The problem — Every record must be transcribed in its entirety, apart from the images, which are to be omitted.

(Items from a data source)
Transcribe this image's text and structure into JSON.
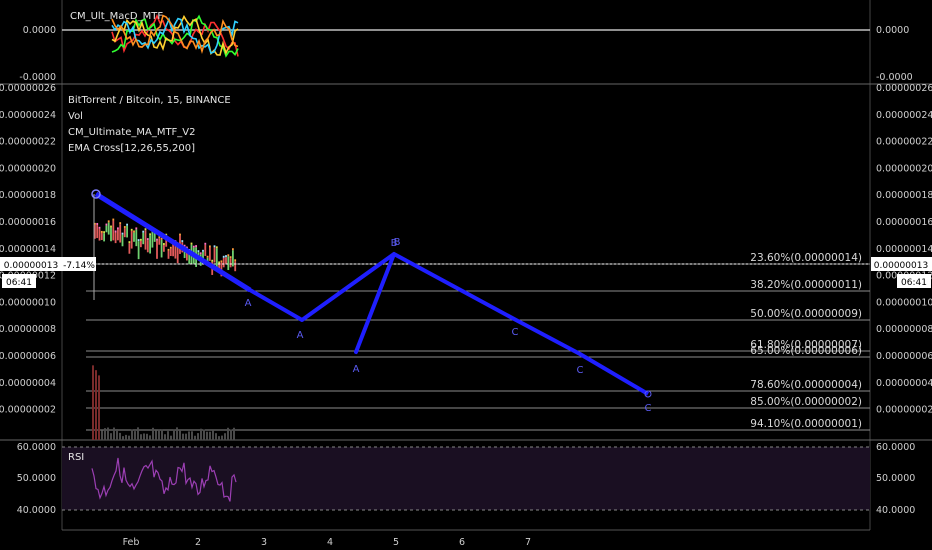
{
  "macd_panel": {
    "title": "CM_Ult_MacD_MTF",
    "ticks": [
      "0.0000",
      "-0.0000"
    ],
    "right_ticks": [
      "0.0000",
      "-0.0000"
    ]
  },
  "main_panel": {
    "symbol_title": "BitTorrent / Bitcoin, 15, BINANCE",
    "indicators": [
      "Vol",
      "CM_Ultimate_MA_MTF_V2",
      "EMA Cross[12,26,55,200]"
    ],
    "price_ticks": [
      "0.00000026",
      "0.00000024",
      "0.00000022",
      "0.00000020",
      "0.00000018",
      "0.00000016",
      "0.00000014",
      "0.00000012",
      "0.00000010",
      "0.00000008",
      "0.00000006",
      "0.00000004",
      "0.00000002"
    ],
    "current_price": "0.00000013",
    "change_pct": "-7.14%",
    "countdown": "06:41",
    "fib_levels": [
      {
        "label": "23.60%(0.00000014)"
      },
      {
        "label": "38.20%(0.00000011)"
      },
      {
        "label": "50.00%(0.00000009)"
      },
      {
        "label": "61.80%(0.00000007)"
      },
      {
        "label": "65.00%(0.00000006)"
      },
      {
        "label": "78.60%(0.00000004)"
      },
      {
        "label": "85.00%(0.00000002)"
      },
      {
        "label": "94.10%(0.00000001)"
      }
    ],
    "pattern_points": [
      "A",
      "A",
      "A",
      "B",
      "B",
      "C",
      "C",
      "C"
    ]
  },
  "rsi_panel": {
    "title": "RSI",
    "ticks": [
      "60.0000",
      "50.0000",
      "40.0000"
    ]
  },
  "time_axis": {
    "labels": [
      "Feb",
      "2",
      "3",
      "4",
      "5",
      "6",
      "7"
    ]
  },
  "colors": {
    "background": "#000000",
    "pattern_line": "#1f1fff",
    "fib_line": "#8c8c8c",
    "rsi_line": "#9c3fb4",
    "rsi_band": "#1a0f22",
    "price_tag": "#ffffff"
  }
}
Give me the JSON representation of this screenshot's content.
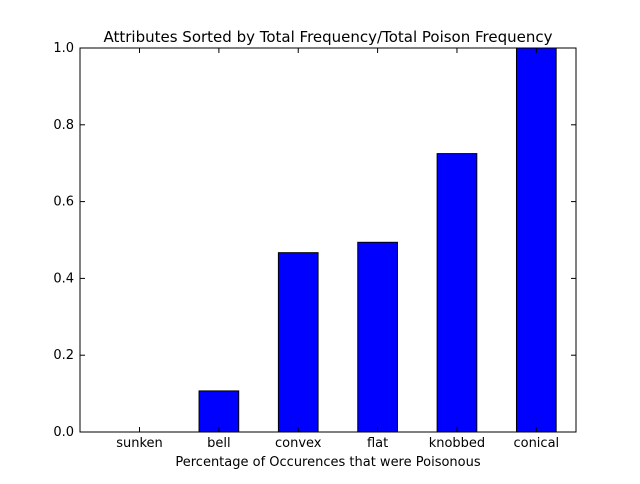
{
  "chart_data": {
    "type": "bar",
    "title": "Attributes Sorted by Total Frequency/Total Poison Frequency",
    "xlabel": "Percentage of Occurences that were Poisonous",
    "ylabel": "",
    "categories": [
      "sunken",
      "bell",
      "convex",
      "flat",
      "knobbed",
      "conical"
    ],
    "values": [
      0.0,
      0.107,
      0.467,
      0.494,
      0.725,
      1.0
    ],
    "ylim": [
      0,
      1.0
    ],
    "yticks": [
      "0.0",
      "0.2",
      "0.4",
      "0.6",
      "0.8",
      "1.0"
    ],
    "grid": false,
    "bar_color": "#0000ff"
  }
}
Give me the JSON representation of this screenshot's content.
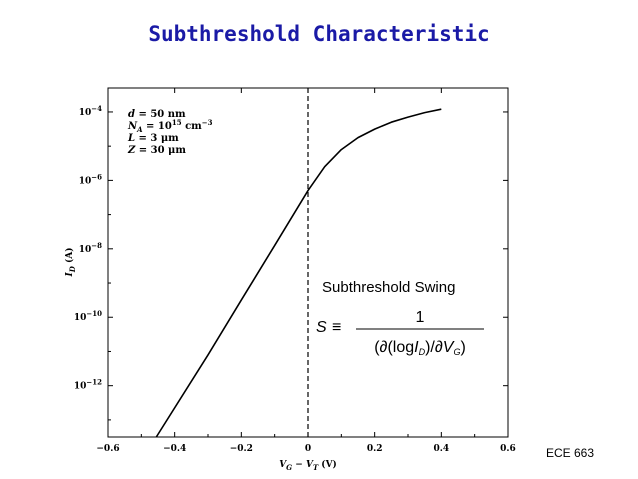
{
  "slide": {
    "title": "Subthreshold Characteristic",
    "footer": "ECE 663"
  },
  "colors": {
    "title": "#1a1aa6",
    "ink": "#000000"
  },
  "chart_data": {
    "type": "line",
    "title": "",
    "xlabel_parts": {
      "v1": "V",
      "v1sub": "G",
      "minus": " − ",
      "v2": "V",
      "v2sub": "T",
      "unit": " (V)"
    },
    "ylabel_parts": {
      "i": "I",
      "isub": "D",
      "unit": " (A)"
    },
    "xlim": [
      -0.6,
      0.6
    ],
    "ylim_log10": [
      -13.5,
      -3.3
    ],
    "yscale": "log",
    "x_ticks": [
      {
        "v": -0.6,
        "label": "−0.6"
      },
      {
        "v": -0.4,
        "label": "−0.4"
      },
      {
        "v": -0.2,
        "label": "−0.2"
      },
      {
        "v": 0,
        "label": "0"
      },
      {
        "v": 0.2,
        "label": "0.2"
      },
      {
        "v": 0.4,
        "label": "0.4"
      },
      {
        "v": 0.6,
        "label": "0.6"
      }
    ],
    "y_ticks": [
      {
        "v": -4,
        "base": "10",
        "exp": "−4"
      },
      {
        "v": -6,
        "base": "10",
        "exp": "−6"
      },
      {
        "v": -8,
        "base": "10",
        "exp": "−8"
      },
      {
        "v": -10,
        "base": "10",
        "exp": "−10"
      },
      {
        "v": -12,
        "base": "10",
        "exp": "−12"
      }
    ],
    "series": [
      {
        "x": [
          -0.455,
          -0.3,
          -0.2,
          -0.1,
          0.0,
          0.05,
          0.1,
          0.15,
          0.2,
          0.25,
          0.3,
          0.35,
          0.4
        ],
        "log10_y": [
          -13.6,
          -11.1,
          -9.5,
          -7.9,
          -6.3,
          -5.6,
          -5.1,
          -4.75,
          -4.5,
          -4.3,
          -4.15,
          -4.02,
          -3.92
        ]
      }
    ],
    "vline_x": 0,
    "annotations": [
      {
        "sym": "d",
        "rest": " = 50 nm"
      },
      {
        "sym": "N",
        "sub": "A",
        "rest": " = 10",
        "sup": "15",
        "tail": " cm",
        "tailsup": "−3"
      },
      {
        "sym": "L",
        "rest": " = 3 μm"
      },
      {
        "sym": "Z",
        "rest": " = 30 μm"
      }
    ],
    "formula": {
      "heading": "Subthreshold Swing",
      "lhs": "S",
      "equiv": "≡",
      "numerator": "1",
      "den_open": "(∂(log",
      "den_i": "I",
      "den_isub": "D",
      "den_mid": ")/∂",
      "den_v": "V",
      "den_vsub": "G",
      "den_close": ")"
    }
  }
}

Solution to the problem —
Transcribe this image's text and structure into JSON.
{
  "macd_panel": {
    "title": "CM_Ult_MacD_MTF",
    "ticks": [
      "0.0000",
      "-0.0000"
    ],
    "right_ticks": [
      "0.0000",
      "-0.0000"
    ]
  },
  "main_panel": {
    "symbol_title": "BitTorrent / Bitcoin, 15, BINANCE",
    "indicators": [
      "Vol",
      "CM_Ultimate_MA_MTF_V2",
      "EMA Cross[12,26,55,200]"
    ],
    "price_ticks": [
      "0.00000026",
      "0.00000024",
      "0.00000022",
      "0.00000020",
      "0.00000018",
      "0.00000016",
      "0.00000014",
      "0.00000012",
      "0.00000010",
      "0.00000008",
      "0.00000006",
      "0.00000004",
      "0.00000002"
    ],
    "current_price": "0.00000013",
    "change_pct": "-7.14%",
    "countdown": "06:41",
    "fib_levels": [
      {
        "label": "23.60%(0.00000014)"
      },
      {
        "label": "38.20%(0.00000011)"
      },
      {
        "label": "50.00%(0.00000009)"
      },
      {
        "label": "61.80%(0.00000007)"
      },
      {
        "label": "65.00%(0.00000006)"
      },
      {
        "label": "78.60%(0.00000004)"
      },
      {
        "label": "85.00%(0.00000002)"
      },
      {
        "label": "94.10%(0.00000001)"
      }
    ],
    "pattern_points": [
      "A",
      "A",
      "A",
      "B",
      "B",
      "C",
      "C",
      "C"
    ]
  },
  "rsi_panel": {
    "title": "RSI",
    "ticks": [
      "60.0000",
      "50.0000",
      "40.0000"
    ]
  },
  "time_axis": {
    "labels": [
      "Feb",
      "2",
      "3",
      "4",
      "5",
      "6",
      "7"
    ]
  },
  "colors": {
    "background": "#000000",
    "pattern_line": "#1f1fff",
    "fib_line": "#8c8c8c",
    "rsi_line": "#9c3fb4",
    "rsi_band": "#1a0f22",
    "price_tag": "#ffffff"
  }
}
Give me the JSON representation of this screenshot's content.
{
  "chart_data": {
    "type": "bar",
    "title": "Attributes Sorted by Total Frequency/Total Poison Frequency",
    "xlabel": "Percentage of Occurences that were Poisonous",
    "ylabel": "",
    "categories": [
      "sunken",
      "bell",
      "convex",
      "flat",
      "knobbed",
      "conical"
    ],
    "values": [
      0.0,
      0.107,
      0.467,
      0.494,
      0.725,
      1.0
    ],
    "ylim": [
      0,
      1.0
    ],
    "yticks": [
      "0.0",
      "0.2",
      "0.4",
      "0.6",
      "0.8",
      "1.0"
    ],
    "grid": false,
    "bar_color": "#0000ff"
  }
}
Give me the JSON representation of this screenshot's content.
{
  "slide": {
    "title": "Subthreshold Characteristic",
    "footer": "ECE 663"
  },
  "colors": {
    "title": "#1a1aa6",
    "ink": "#000000"
  },
  "chart_data": {
    "type": "line",
    "title": "",
    "xlabel_parts": {
      "v1": "V",
      "v1sub": "G",
      "minus": " − ",
      "v2": "V",
      "v2sub": "T",
      "unit": " (V)"
    },
    "ylabel_parts": {
      "i": "I",
      "isub": "D",
      "unit": " (A)"
    },
    "xlim": [
      -0.6,
      0.6
    ],
    "ylim_log10": [
      -13.5,
      -3.3
    ],
    "yscale": "log",
    "x_ticks": [
      {
        "v": -0.6,
        "label": "−0.6"
      },
      {
        "v": -0.4,
        "label": "−0.4"
      },
      {
        "v": -0.2,
        "label": "−0.2"
      },
      {
        "v": 0,
        "label": "0"
      },
      {
        "v": 0.2,
        "label": "0.2"
      },
      {
        "v": 0.4,
        "label": "0.4"
      },
      {
        "v": 0.6,
        "label": "0.6"
      }
    ],
    "y_ticks": [
      {
        "v": -4,
        "base": "10",
        "exp": "−4"
      },
      {
        "v": -6,
        "base": "10",
        "exp": "−6"
      },
      {
        "v": -8,
        "base": "10",
        "exp": "−8"
      },
      {
        "v": -10,
        "base": "10",
        "exp": "−10"
      },
      {
        "v": -12,
        "base": "10",
        "exp": "−12"
      }
    ],
    "series": [
      {
        "x": [
          -0.455,
          -0.3,
          -0.2,
          -0.1,
          0.0,
          0.05,
          0.1,
          0.15,
          0.2,
          0.25,
          0.3,
          0.35,
          0.4
        ],
        "log10_y": [
          -13.6,
          -11.1,
          -9.5,
          -7.9,
          -6.3,
          -5.6,
          -5.1,
          -4.75,
          -4.5,
          -4.3,
          -4.15,
          -4.02,
          -3.92
        ]
      }
    ],
    "vline_x": 0,
    "annotations": [
      {
        "sym": "d",
        "rest": " = 50 nm"
      },
      {
        "sym": "N",
        "sub": "A",
        "rest": " = 10",
        "sup": "15",
        "tail": " cm",
        "tailsup": "−3"
      },
      {
        "sym": "L",
        "rest": " = 3 μm"
      },
      {
        "sym": "Z",
        "rest": " = 30 μm"
      }
    ],
    "formula": {
      "heading": "Subthreshold Swing",
      "lhs": "S",
      "equiv": "≡",
      "numerator": "1",
      "den_open": "(∂(log",
      "den_i": "I",
      "den_isub": "D",
      "den_mid": ")/∂",
      "den_v": "V",
      "den_vsub": "G",
      "den_close": ")"
    }
  }
}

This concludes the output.